**What the task asks:** Copy every record below, exactly as written.

· · ·

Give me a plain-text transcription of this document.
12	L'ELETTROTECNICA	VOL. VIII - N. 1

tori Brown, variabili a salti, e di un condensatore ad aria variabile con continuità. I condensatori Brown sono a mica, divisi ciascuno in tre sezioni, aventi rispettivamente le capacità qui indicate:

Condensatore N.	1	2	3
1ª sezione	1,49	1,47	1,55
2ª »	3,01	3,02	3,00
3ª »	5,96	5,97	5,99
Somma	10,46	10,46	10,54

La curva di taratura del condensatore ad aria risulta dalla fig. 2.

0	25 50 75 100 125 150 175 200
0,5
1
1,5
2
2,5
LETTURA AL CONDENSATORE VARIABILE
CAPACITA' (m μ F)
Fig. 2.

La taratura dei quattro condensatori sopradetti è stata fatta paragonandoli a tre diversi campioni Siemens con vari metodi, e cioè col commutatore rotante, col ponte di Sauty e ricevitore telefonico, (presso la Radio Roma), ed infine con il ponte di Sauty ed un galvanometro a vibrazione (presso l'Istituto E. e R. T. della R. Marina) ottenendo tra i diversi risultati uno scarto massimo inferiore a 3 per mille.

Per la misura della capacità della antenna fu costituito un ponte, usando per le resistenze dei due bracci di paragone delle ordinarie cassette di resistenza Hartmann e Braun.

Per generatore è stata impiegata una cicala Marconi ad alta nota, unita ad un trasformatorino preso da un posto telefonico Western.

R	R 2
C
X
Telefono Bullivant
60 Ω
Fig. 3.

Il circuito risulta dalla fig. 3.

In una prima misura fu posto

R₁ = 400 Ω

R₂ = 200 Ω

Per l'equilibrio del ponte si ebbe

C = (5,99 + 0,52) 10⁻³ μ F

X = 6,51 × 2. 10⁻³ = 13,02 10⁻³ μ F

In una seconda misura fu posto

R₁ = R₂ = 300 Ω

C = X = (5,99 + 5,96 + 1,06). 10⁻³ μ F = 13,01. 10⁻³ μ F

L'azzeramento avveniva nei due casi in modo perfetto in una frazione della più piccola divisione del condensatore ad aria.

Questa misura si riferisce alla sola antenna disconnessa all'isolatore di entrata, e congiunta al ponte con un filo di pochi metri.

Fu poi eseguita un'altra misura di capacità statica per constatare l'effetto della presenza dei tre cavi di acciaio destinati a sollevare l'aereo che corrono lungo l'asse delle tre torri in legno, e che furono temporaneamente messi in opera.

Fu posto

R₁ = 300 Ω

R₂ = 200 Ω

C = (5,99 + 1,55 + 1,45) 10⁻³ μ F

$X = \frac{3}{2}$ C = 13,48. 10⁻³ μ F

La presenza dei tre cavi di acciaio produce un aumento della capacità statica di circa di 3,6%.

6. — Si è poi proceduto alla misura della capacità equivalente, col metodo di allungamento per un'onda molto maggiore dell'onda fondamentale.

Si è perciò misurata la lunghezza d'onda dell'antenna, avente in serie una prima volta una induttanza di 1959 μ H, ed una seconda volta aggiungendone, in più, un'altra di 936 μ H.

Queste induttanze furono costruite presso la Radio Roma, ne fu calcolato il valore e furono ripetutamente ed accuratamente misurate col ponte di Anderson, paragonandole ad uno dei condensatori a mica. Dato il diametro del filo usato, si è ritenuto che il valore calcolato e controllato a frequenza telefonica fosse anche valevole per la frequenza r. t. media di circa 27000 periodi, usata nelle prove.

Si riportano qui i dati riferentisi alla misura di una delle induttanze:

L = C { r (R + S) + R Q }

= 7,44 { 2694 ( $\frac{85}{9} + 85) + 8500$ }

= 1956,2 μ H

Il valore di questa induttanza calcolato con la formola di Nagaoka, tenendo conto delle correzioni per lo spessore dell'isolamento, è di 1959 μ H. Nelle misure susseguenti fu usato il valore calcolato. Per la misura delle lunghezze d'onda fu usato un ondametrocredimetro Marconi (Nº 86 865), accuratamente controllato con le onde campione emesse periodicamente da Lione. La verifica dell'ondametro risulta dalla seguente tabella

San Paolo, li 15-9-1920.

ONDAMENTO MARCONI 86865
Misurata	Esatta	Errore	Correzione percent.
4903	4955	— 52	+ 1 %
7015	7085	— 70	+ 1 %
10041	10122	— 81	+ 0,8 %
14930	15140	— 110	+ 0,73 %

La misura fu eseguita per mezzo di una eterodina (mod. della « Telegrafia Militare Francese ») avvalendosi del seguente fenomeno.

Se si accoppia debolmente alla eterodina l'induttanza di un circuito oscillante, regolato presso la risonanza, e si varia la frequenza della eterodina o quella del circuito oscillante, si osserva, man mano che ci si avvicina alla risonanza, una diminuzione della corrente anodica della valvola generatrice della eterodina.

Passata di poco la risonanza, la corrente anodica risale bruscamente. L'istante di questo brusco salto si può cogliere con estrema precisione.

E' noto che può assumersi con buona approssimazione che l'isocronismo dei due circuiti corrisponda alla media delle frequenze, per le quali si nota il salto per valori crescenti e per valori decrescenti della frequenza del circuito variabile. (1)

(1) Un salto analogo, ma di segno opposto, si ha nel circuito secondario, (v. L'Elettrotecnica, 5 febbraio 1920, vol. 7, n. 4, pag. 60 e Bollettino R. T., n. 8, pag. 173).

· · ·

**Answer in full:**
Give me a plain-text transcription of this document.
12	L'ELETTROTECNICA	VOL. VIII - N. 1

tori Brown, variabili a salti, e di un condensatore ad aria variabile con continuità. I condensatori Brown sono a mica, divisi ciascuno in tre sezioni, aventi rispettivamente le capacità qui indicate:

Condensatore N.	1	2	3
1ª sezione	1,49	1,47	1,55
2ª »	3,01	3,02	3,00
3ª »	5,96	5,97	5,99
Somma	10,46	10,46	10,54

La curva di taratura del condensatore ad aria risulta dalla fig. 2.

0	25 50 75 100 125 150 175 200
0,5
1
1,5
2
2,5
LETTURA AL CONDENSATORE VARIABILE
CAPACITA' (m μ F)
Fig. 2.

La taratura dei quattro condensatori sopradetti è stata fatta paragonandoli a tre diversi campioni Siemens con vari metodi, e cioè col commutatore rotante, col ponte di Sauty e ricevitore telefonico, (presso la Radio Roma), ed infine con il ponte di Sauty ed un galvanometro a vibrazione (presso l'Istituto E. e R. T. della R. Marina) ottenendo tra i diversi risultati uno scarto massimo inferiore a 3 per mille.

Per la misura della capacità della antenna fu costituito un ponte, usando per le resistenze dei due bracci di paragone delle ordinarie cassette di resistenza Hartmann e Braun.

Per generatore è stata impiegata una cicala Marconi ad alta nota, unita ad un trasformatorino preso da un posto telefonico Western.

R	R 2
C
X
Telefono Bullivant
60 Ω
Fig. 3.

Il circuito risulta dalla fig. 3.

In una prima misura fu posto

R₁ = 400 Ω

R₂ = 200 Ω

Per l'equilibrio del ponte si ebbe

C = (5,99 + 0,52) 10⁻³ μ F

X = 6,51 × 2. 10⁻³ = 13,02 10⁻³ μ F

In una seconda misura fu posto

R₁ = R₂ = 300 Ω

C = X = (5,99 + 5,96 + 1,06). 10⁻³ μ F = 13,01. 10⁻³ μ F

L'azzeramento avveniva nei due casi in modo perfetto in una frazione della più piccola divisione del condensatore ad aria.

Questa misura si riferisce alla sola antenna disconnessa all'isolatore di entrata, e congiunta al ponte con un filo di pochi metri.

Fu poi eseguita un'altra misura di capacità statica per constatare l'effetto della presenza dei tre cavi di acciaio destinati a sollevare l'aereo che corrono lungo l'asse delle tre torri in legno, e che furono temporaneamente messi in opera.

Fu posto

R₁ = 300 Ω

R₂ = 200 Ω

C = (5,99 + 1,55 + 1,45) 10⁻³ μ F

$X = \frac{3}{2}$ C = 13,48. 10⁻³ μ F

La presenza dei tre cavi di acciaio produce un aumento della capacità statica di circa di 3,6%.

6. — Si è poi proceduto alla misura della capacità equivalente, col metodo di allungamento per un'onda molto maggiore dell'onda fondamentale.

Si è perciò misurata la lunghezza d'onda dell'antenna, avente in serie una prima volta una induttanza di 1959 μ H, ed una seconda volta aggiungendone, in più, un'altra di 936 μ H.

Queste induttanze furono costruite presso la Radio Roma, ne fu calcolato il valore e furono ripetutamente ed accuratamente misurate col ponte di Anderson, paragonandole ad uno dei condensatori a mica. Dato il diametro del filo usato, si è ritenuto che il valore calcolato e controllato a frequenza telefonica fosse anche valevole per la frequenza r. t. media di circa 27000 periodi, usata nelle prove.

Si riportano qui i dati riferentisi alla misura di una delle induttanze:

L = C { r (R + S) + R Q }

= 7,44 { 2694 ( $\frac{85}{9} + 85) + 8500$ }

= 1956,2 μ H

Il valore di questa induttanza calcolato con la formola di Nagaoka, tenendo conto delle correzioni per lo spessore dell'isolamento, è di 1959 μ H. Nelle misure susseguenti fu usato il valore calcolato. Per la misura delle lunghezze d'onda fu usato un ondametrocredimetro Marconi (Nº 86 865), accuratamente controllato con le onde campione emesse periodicamente da Lione. La verifica dell'ondametro risulta dalla seguente tabella

San Paolo, li 15-9-1920.

ONDAMENTO MARCONI 86865
Misurata	Esatta	Errore	Correzione percent.
4903	4955	— 52	+ 1 %
7015	7085	— 70	+ 1 %
10041	10122	— 81	+ 0,8 %
14930	15140	— 110	+ 0,73 %

La misura fu eseguita per mezzo di una eterodina (mod. della « Telegrafia Militare Francese ») avvalendosi del seguente fenomeno.

Se si accoppia debolmente alla eterodina l'induttanza di un circuito oscillante, regolato presso la risonanza, e si varia la frequenza della eterodina o quella del circuito oscillante, si osserva, man mano che ci si avvicina alla risonanza, una diminuzione della corrente anodica della valvola generatrice della eterodina.

Passata di poco la risonanza, la corrente anodica risale bruscamente. L'istante di questo brusco salto si può cogliere con estrema precisione.

E' noto che può assumersi con buona approssimazione che l'isocronismo dei due circuiti corrisponda alla media delle frequenze, per le quali si nota il salto per valori crescenti e per valori decrescenti della frequenza del circuito variabile. (1)

(1) Un salto analogo, ma di segno opposto, si ha nel circuito secondario, (v. L'Elettrotecnica, 5 febbraio 1920, vol. 7, n. 4, pag. 60 e Bollettino R. T., n. 8, pag. 173).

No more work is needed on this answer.